Share your dilemmas and get honest opinions from other Mumsnetters.

Re baby swimming lessons

57 replies

Mrsjinglejangle · 26/08/2014 08:17

Posted here as I know I will get honest answers and possibly a telling off in not sure.
Dd is 18 months and never been swimming or had lessons is she very deprived?! Feeling guilty she hasn't been mainly for 2 reasons firstly I cant swim and am slighty scared of water (partner also doesn't swim!).
secondly (think this is where I'll get bashed) I hate my body and the thought if getting into a swimming costume feels me with dread even after losing 5 stone last year.
Will it matter if she doesn't go until a bit older or am I terrible for not having taken her so far?

OP posts:
nannynoss · 26/08/2014 09:28

Of course you're not terrible.

════

Continue the forum thread about baby swimming lessons from the reply that begins "Of course you're not terrible."

════

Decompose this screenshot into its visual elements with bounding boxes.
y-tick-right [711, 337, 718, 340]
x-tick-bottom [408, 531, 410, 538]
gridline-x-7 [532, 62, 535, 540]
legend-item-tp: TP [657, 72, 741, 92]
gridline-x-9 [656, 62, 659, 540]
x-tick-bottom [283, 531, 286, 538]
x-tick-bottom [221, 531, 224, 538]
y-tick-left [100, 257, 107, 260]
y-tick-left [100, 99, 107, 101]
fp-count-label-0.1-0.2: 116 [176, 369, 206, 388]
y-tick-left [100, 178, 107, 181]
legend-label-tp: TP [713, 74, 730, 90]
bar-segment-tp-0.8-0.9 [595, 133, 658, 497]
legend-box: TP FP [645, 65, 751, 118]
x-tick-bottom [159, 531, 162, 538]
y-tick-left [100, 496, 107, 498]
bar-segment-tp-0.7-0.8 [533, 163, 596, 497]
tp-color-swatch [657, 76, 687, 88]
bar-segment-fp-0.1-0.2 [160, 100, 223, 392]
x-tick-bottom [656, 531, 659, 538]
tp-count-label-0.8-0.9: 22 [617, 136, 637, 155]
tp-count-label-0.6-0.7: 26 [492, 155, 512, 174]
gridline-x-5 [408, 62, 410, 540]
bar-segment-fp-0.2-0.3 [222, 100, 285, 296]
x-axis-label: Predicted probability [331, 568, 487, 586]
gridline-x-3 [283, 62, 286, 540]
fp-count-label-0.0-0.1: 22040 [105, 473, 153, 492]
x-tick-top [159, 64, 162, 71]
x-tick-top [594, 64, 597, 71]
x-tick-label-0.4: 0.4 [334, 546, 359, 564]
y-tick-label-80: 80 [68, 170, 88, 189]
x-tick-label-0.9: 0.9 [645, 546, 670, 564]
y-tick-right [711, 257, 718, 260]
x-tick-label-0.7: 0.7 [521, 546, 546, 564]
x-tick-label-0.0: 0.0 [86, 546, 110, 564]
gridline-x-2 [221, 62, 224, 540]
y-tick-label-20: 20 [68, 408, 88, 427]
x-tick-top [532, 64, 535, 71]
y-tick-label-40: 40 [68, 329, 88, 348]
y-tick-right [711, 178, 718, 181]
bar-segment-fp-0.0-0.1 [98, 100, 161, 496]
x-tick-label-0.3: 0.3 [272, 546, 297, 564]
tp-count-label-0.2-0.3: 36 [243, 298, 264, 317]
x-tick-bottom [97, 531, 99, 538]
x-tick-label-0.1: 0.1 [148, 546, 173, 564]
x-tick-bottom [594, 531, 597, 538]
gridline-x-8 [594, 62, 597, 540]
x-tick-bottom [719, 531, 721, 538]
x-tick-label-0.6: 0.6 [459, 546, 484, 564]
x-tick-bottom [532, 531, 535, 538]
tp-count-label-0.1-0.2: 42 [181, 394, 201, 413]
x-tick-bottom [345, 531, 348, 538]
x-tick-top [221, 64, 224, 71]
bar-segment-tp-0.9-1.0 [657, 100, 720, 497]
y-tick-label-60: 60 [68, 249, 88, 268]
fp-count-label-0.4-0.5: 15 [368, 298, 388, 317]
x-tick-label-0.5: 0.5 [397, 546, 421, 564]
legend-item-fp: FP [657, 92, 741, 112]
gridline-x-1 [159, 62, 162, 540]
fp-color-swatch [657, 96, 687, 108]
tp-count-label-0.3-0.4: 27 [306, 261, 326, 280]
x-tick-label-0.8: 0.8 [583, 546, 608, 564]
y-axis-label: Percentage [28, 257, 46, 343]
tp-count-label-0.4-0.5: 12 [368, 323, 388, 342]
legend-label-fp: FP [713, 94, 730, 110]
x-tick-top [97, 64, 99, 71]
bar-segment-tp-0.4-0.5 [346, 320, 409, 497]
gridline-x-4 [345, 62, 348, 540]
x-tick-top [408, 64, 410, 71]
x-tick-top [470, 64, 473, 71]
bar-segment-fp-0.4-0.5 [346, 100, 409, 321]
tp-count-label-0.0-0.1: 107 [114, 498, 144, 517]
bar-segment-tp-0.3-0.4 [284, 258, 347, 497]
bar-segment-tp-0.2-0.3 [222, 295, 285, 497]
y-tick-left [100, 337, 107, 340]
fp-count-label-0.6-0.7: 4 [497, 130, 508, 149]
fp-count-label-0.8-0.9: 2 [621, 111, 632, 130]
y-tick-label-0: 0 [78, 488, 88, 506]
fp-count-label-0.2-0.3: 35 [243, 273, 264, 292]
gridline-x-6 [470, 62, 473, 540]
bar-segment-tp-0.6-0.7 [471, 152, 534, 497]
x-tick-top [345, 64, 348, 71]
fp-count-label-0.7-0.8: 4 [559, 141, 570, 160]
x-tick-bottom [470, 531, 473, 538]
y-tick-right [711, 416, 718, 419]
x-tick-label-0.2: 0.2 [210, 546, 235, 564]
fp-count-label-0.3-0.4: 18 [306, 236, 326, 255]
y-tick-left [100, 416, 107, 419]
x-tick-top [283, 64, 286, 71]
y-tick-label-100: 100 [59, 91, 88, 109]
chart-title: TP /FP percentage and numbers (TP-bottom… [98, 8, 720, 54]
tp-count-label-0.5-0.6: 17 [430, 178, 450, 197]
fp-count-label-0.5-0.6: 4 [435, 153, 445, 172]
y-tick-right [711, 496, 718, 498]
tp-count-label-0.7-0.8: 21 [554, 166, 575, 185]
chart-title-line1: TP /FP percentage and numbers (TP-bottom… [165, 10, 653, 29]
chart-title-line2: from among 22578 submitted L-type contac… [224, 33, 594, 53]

════

### Reply
Two boys from two different families, both same age (2.5 years) when I looked after them - boy1 had been to swimming lessons since 6 months and hated it every week, he hated getting changed, he hated getting in, he hated getting wet, didn't learn to swim. Boy2 started lessons at 2 years and was dunking his head in from the first lesson. He looked forward to it every week and was just so confident.
I think what I'm trying to say is, I think some kids just like water and others don't. Swimming is obviously a good skill to have when older, but you're not depriving your child by not taking her. I wish I'd been forced into the pool more as a kid because I'm a bit rubbish underwater and was a useless swimmer in high school, but I can't imagine my mum dunking me underwater every week would have helped really.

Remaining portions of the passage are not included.